• _What to produce_: Set the listing down unchanged, minus every embedded image.

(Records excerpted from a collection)

......

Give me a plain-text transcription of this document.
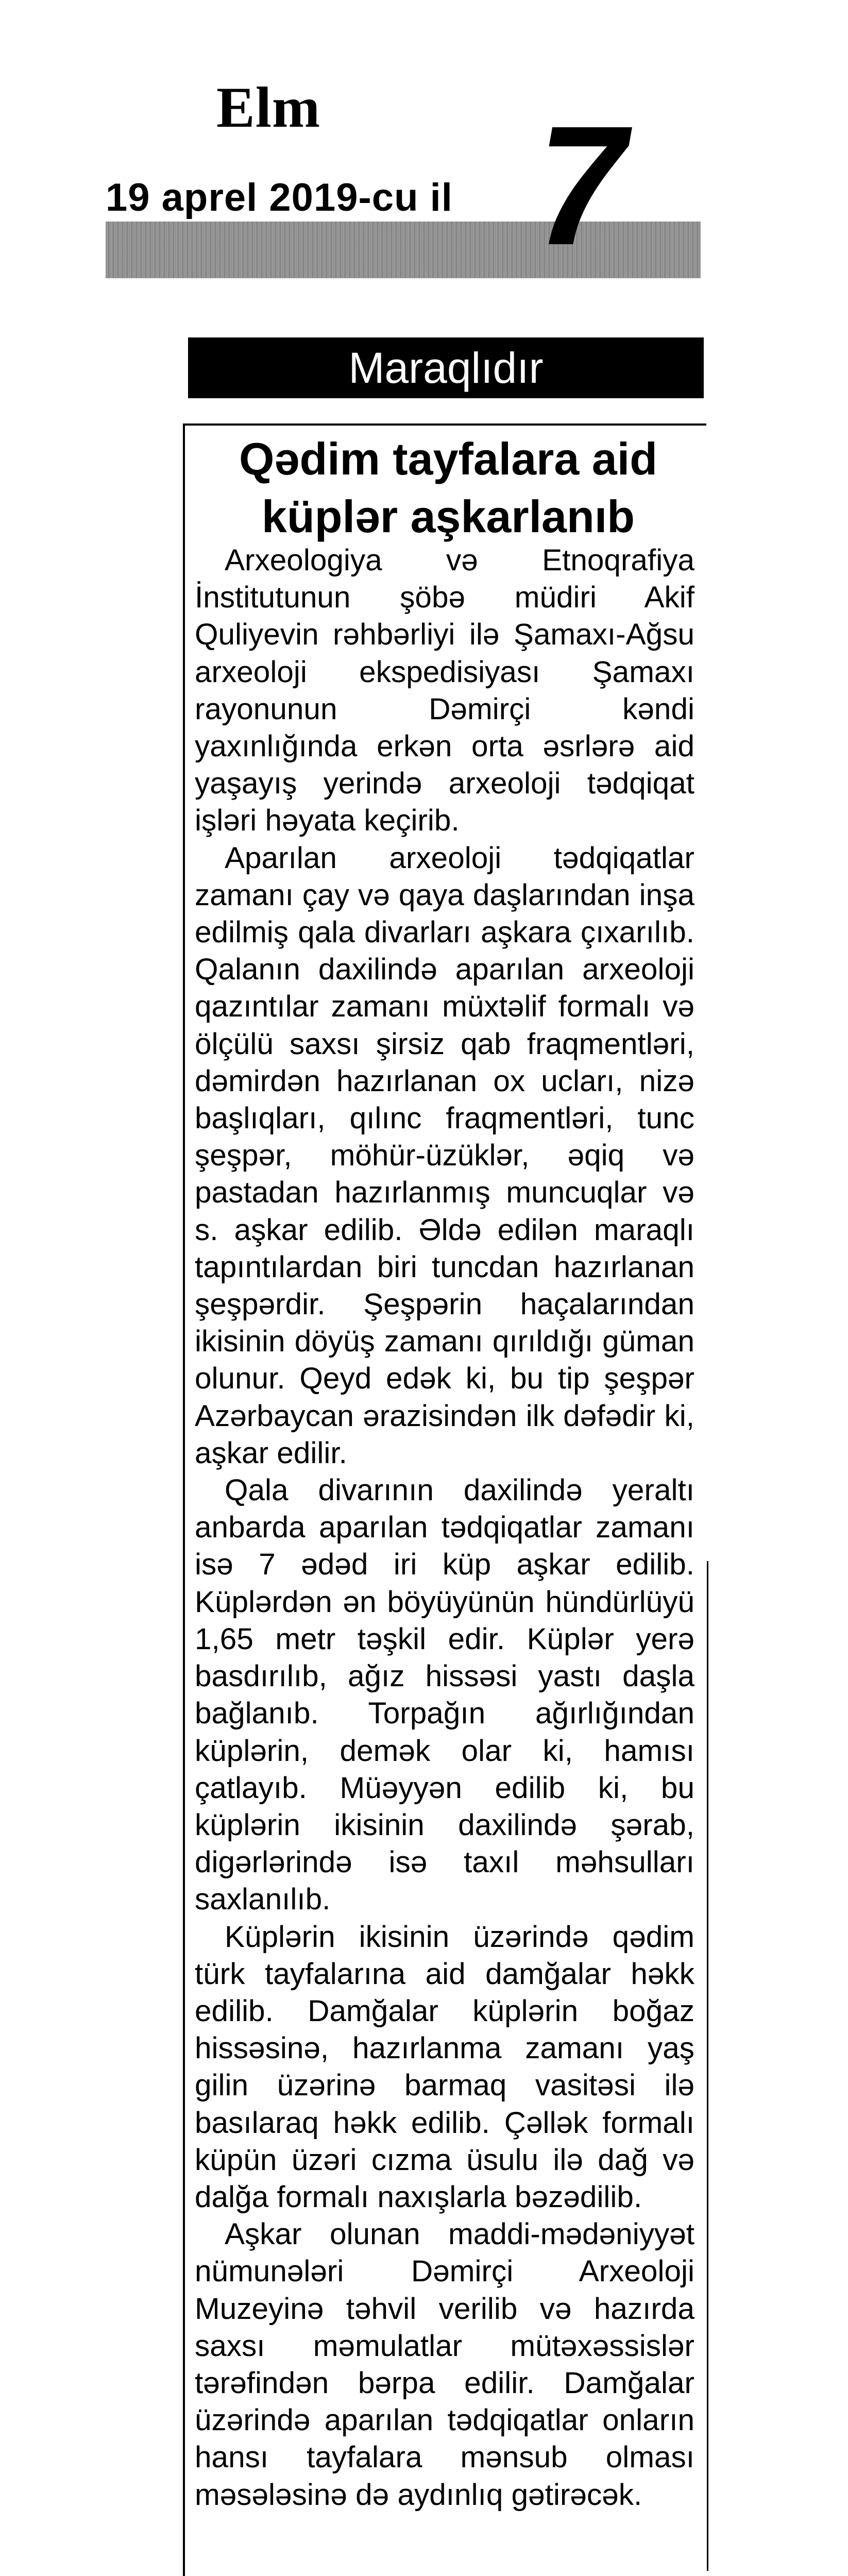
Elm
19 aprel 2019-cu il 7
Maraqlıdır
Qədim tayfalara aid
küplər aşkarlanıb

Arxeologiya və Etnoqrafiya İnstitutunun şöbə müdiri Akif Quliyevin rəhbərliyi ilə Şamaxı-Ağsu arxeoloji ekspedisiyası Şamaxı rayonunun Dəmirçi kəndi yaxınlığında erkən orta əsrlərə aid yaşayış yerində arxeoloji tədqiqat işləri həyata keçirib.

Aparılan arxeoloji tədqiqatlar zamanı çay və qaya daşlarından inşa edilmiş qala divarları aşkara çıxarılıb. Qalanın daxilində aparılan arxeoloji qazıntılar zamanı müxtəlif formalı və ölçülü saxsı şirsiz qab fraqmentləri, dəmirdən hazırlanan ox ucları, nizə başlıqları, qılınc fraqmentləri, tunc şeşpər, möhür-üzüklər, əqiq və pastadan hazırlanmış muncuqlar və s. aşkar edilib. Əldə edilən maraqlı tapıntılardan biri tuncdan hazırlanan şeşpərdir. Şeşpərin haçalarından ikisinin döyüş zamanı qırıldığı güman olunur. Qeyd edək ki, bu tip şeşpər Azərbaycan ərazisindən ilk dəfədir ki, aşkar edilir.

Qala divarının daxilində yeraltı anbarda aparılan tədqiqatlar zamanı isə 7 ədəd iri küp aşkar edilib. Küplərdən ən böyüyünün hündürlüyü 1,65 metr təşkil edir. Küplər yerə basdırılıb, ağız hissəsi yastı daşla bağlanıb. Torpağın ağırlığından küplərin, demək olar ki, hamısı çatlayıb. Müəyyən edilib ki, bu küplərin ikisinin daxilində şərab, digərlərində isə taxıl məhsulları saxlanılıb.

Küplərin ikisinin üzərində qədim türk tayfalarına aid damğalar həkk edilib. Damğalar küplərin boğaz hissəsinə, hazırlanma zamanı yaş gilin üzərinə barmaq vasitəsi ilə basılaraq həkk edilib. Çəllək formalı küpün üzəri cızma üsulu ilə dağ və dalğa formalı naxışlarla bəzədilib.

Aşkar olunan maddi-mədəniyyət nümunələri Dəmirçi Arxeoloji Muzeyinə təhvil verilib və hazırda saxsı məmulatlar mütəxəssislər tərəfindən bərpa edilir. Damğalar üzərində aparılan tədqiqatlar onların hansı tayfalara mənsub olması məsələsinə də aydınlıq gətirəcək.
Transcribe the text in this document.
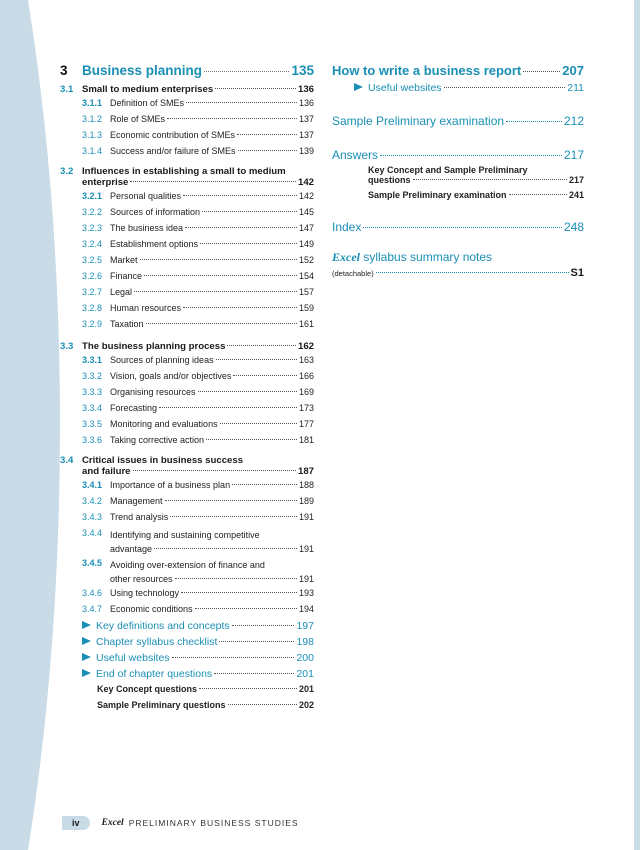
3	Business planning	135
3.1 Small to medium enterprises	136
3.1.1 Definition of SMEs	136
3.1.2 Role of SMEs	137
3.1.3 Economic contribution of SMEs	137
3.1.4 Success and/or failure of SMEs	139
3.2 Influences in establishing a small to medium
enterprise	142
3.2.1 Personal qualities	142
3.2.2 Sources of information	145
3.2.3 The business idea	147
3.2.4 Establishment options	149
3.2.5 Market	152
3.2.6 Finance	154
3.2.7 Legal	157
3.2.8 Human resources	159
3.2.9 Taxation	161
3.3 The business planning process	162
3.3.1 Sources of planning ideas	163
3.3.2 Vision, goals and/or objectives	166
3.3.3 Organising resources	169
3.3.4 Forecasting	173
3.3.5 Monitoring and evaluations	177
3.3.6 Taking corrective action	181
3.4 Critical issues in business success
and failure	187
3.4.1 Importance of a business plan	188
3.4.2 Management	189
3.4.3 Trend analysis	191
3.4.4 Identifying and sustaining competitive
advantage	191
3.4.5 Avoiding over-extension of finance and
other resources	191
3.4.6 Using technology	193
3.4.7 Economic conditions	194
Key definitions and concepts	197
Chapter syllabus checklist	198
Useful websites	200
End of chapter questions	201
Key Concept questions	201
Sample Preliminary questions	202
How to write a business report	207
Useful websites	211
Sample Preliminary examination	212
Answers	217
Key Concept and Sample Preliminary
questions	217
Sample Preliminary examination	241
Index	248
Excel syllabus summary notes
(detachable)	S1
iv	Excel PRELIMINARY BUSINESS STUDIES
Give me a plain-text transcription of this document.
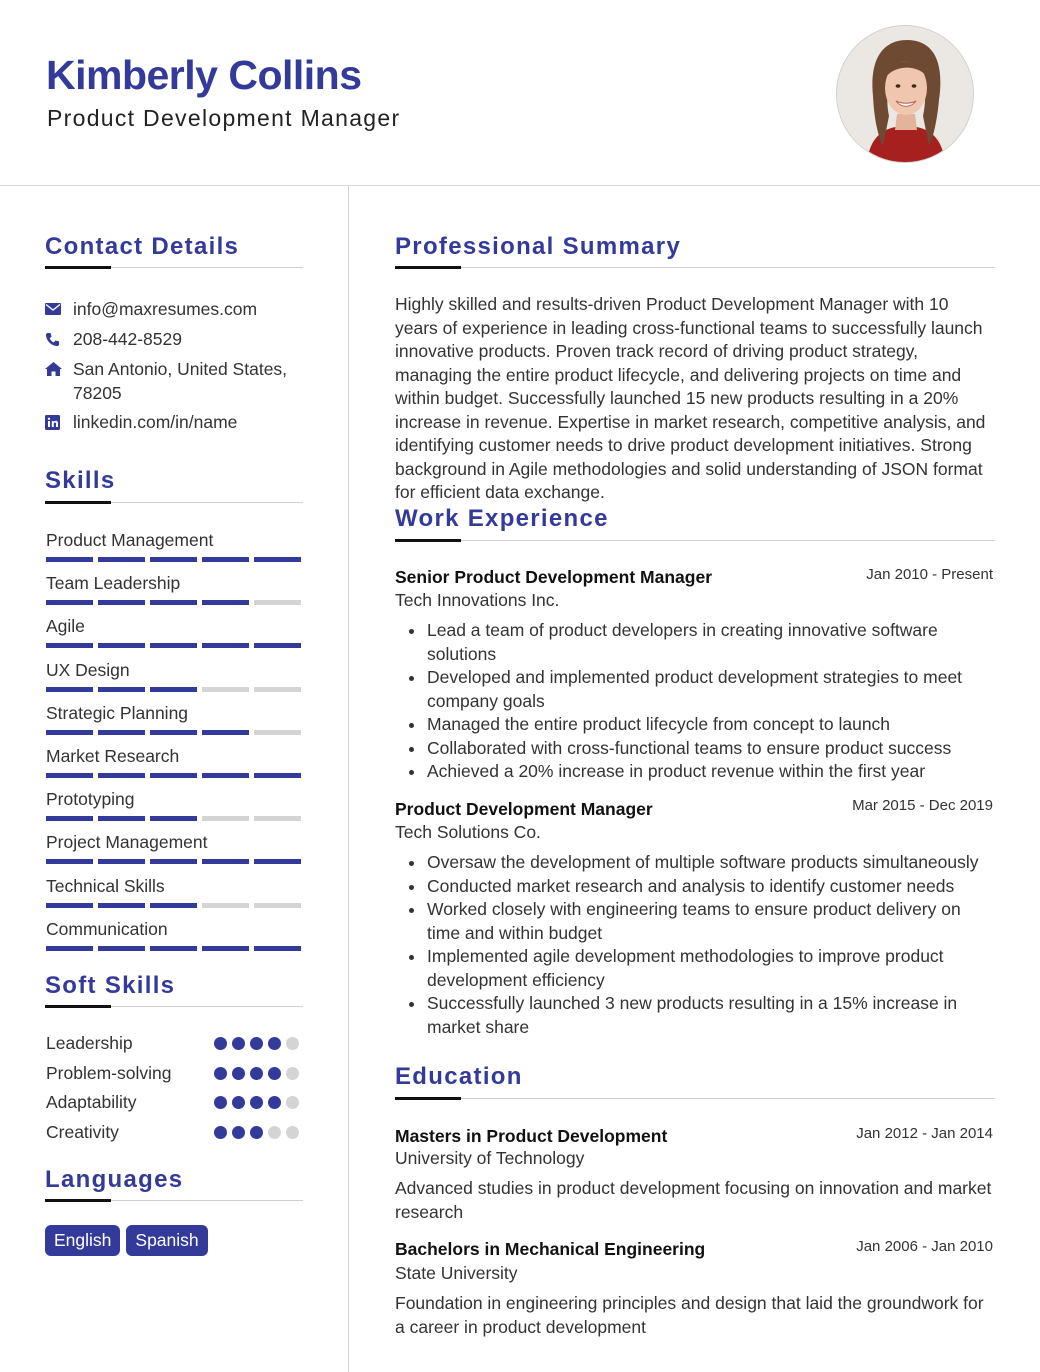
Kimberly Collins
Product Development Manager
Contact Details
info@maxresumes.com
208-442-8529
San Antonio, United States,
78205
linkedin.com/in/name
Skills
Product Management
Team Leadership
Agile
UX Design
Strategic Planning
Market Research
Prototyping
Project Management
Technical Skills
Communication
Soft Skills
Leadership
Problem-solving
Adaptability
Creativity
Languages
English	Spanish
Professional Summary
Highly skilled and results-driven Product Development Manager with 10 years of experience in leading cross-functional teams to successfully launch innovative products. Proven track record of driving product strategy, managing the entire product lifecycle, and delivering projects on time and within budget. Successfully launched 15 new products resulting in a 20% increase in revenue. Expertise in market research, competitive analysis, and identifying customer needs to drive product development initiatives. Strong background in Agile methodologies and solid understanding of JSON format for efficient data exchange.
Work Experience
Senior Product Development Manager	Jan 2010 - Present
Tech Innovations Inc.
Lead a team of product developers in creating innovative software solutions
Developed and implemented product development strategies to meet company goals
Managed the entire product lifecycle from concept to launch
Collaborated with cross-functional teams to ensure product success
Achieved a 20% increase in product revenue within the first year
Product Development Manager	Mar 2015 - Dec 2019
Tech Solutions Co.
Oversaw the development of multiple software products simultaneously
Conducted market research and analysis to identify customer needs
Worked closely with engineering teams to ensure product delivery on time and within budget
Implemented agile development methodologies to improve product development efficiency
Successfully launched 3 new products resulting in a 15% increase in market share
Education
Masters in Product Development	Jan 2012 - Jan 2014
University of Technology
Advanced studies in product development focusing on innovation and market research
Bachelors in Mechanical Engineering	Jan 2006 - Jan 2010
State University
Foundation in engineering principles and design that laid the groundwork for a career in product development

......

• _Task response_:
Give me a plain-text transcription of this document.
Elm
19 aprel 2019-cu il 7
Maraqlıdır
Qədim tayfalara aid
küplər aşkarlanıb

Arxeologiya və Etnoqrafiya İnstitutunun şöbə müdiri Akif Quliyevin rəhbərliyi ilə Şamaxı-Ağsu arxeoloji ekspedisiyası Şamaxı rayonunun Dəmirçi kəndi yaxınlığında erkən orta əsrlərə aid yaşayış yerində arxeoloji tədqiqat işləri həyata keçirib.

Aparılan arxeoloji tədqiqatlar zamanı çay və qaya daşlarından inşa edilmiş qala divarları aşkara çıxarılıb. Qalanın daxilində aparılan arxeoloji qazıntılar zamanı müxtəlif formalı və ölçülü saxsı şirsiz qab fraqmentləri, dəmirdən hazırlanan ox ucları, nizə başlıqları, qılınc fraqmentləri, tunc şeşpər, möhür-üzüklər, əqiq və pastadan hazırlanmış muncuqlar və s. aşkar edilib. Əldə edilən maraqlı tapıntılardan biri tuncdan hazırlanan şeşpərdir. Şeşpərin haçalarından ikisinin döyüş zamanı qırıldığı güman olunur. Qeyd edək ki, bu tip şeşpər Azərbaycan ərazisindən ilk dəfədir ki, aşkar edilir.

Qala divarının daxilində yeraltı anbarda aparılan tədqiqatlar zamanı isə 7 ədəd iri küp aşkar edilib. Küplərdən ən böyüyünün hündürlüyü 1,65 metr təşkil edir. Küplər yerə basdırılıb, ağız hissəsi yastı daşla bağlanıb. Torpağın ağırlığından küplərin, demək olar ki, hamısı çatlayıb. Müəyyən edilib ki, bu küplərin ikisinin daxilində şərab, digərlərində isə taxıl məhsulları saxlanılıb.

Küplərin ikisinin üzərində qədim türk tayfalarına aid damğalar həkk edilib. Damğalar küplərin boğaz hissəsinə, hazırlanma zamanı yaş gilin üzərinə barmaq vasitəsi ilə basılaraq həkk edilib. Çəllək formalı küpün üzəri cızma üsulu ilə dağ və dalğa formalı naxışlarla bəzədilib.

Aşkar olunan maddi-mədəniyyət nümunələri Dəmirçi Arxeoloji Muzeyinə təhvil verilib və hazırda saxsı məmulatlar mütəxəssislər tərəfindən bərpa edilir. Damğalar üzərində aparılan tədqiqatlar onların hansı tayfalara mənsub olması məsələsinə də aydınlıq gətirəcək.
Transcribe the text in this document.
3	Business planning	135
3.1 Small to medium enterprises	136
3.1.1 Definition of SMEs	136
3.1.2 Role of SMEs	137
3.1.3 Economic contribution of SMEs	137
3.1.4 Success and/or failure of SMEs	139
3.2 Influences in establishing a small to medium
enterprise	142
3.2.1 Personal qualities	142
3.2.2 Sources of information	145
3.2.3 The business idea	147
3.2.4 Establishment options	149
3.2.5 Market	152
3.2.6 Finance	154
3.2.7 Legal	157
3.2.8 Human resources	159
3.2.9 Taxation	161
3.3 The business planning process	162
3.3.1 Sources of planning ideas	163
3.3.2 Vision, goals and/or objectives	166
3.3.3 Organising resources	169
3.3.4 Forecasting	173
3.3.5 Monitoring and evaluations	177
3.3.6 Taking corrective action	181
3.4 Critical issues in business success
and failure	187
3.4.1 Importance of a business plan	188
3.4.2 Management	189
3.4.3 Trend analysis	191
3.4.4 Identifying and sustaining competitive
advantage	191
3.4.5 Avoiding over-extension of finance and
other resources	191
3.4.6 Using technology	193
3.4.7 Economic conditions	194
Key definitions and concepts	197
Chapter syllabus checklist	198
Useful websites	200
End of chapter questions	201
Key Concept questions	201
Sample Preliminary questions	202
How to write a business report	207
Useful websites	211
Sample Preliminary examination	212
Answers	217
Key Concept and Sample Preliminary
questions	217
Sample Preliminary examination	241
Index	248
Excel syllabus summary notes
(detachable)	S1
iv	Excel PRELIMINARY BUSINESS STUDIES
Give me a plain-text transcription of this document.
Kimberly Collins
Product Development Manager
Contact Details
info@maxresumes.com
208-442-8529
San Antonio, United States,
78205
linkedin.com/in/name
Skills
Product Management
Team Leadership
Agile
UX Design
Strategic Planning
Market Research
Prototyping
Project Management
Technical Skills
Communication
Soft Skills
Leadership
Problem-solving
Adaptability
Creativity
Languages
English	Spanish
Professional Summary
Highly skilled and results-driven Product Development Manager with 10 years of experience in leading cross-functional teams to successfully launch innovative products. Proven track record of driving product strategy, managing the entire product lifecycle, and delivering projects on time and within budget. Successfully launched 15 new products resulting in a 20% increase in revenue. Expertise in market research, competitive analysis, and identifying customer needs to drive product development initiatives. Strong background in Agile methodologies and solid understanding of JSON format for efficient data exchange.
Work Experience
Senior Product Development Manager	Jan 2010 - Present
Tech Innovations Inc.
Lead a team of product developers in creating innovative software solutions
Developed and implemented product development strategies to meet company goals
Managed the entire product lifecycle from concept to launch
Collaborated with cross-functional teams to ensure product success
Achieved a 20% increase in product revenue within the first year
Product Development Manager	Mar 2015 - Dec 2019
Tech Solutions Co.
Oversaw the development of multiple software products simultaneously
Conducted market research and analysis to identify customer needs
Worked closely with engineering teams to ensure product delivery on time and within budget
Implemented agile development methodologies to improve product development efficiency
Successfully launched 3 new products resulting in a 15% increase in market share
Education
Masters in Product Development	Jan 2012 - Jan 2014
University of Technology
Advanced studies in product development focusing on innovation and market research
Bachelors in Mechanical Engineering	Jan 2006 - Jan 2010
State University
Foundation in engineering principles and design that laid the groundwork for a career in product development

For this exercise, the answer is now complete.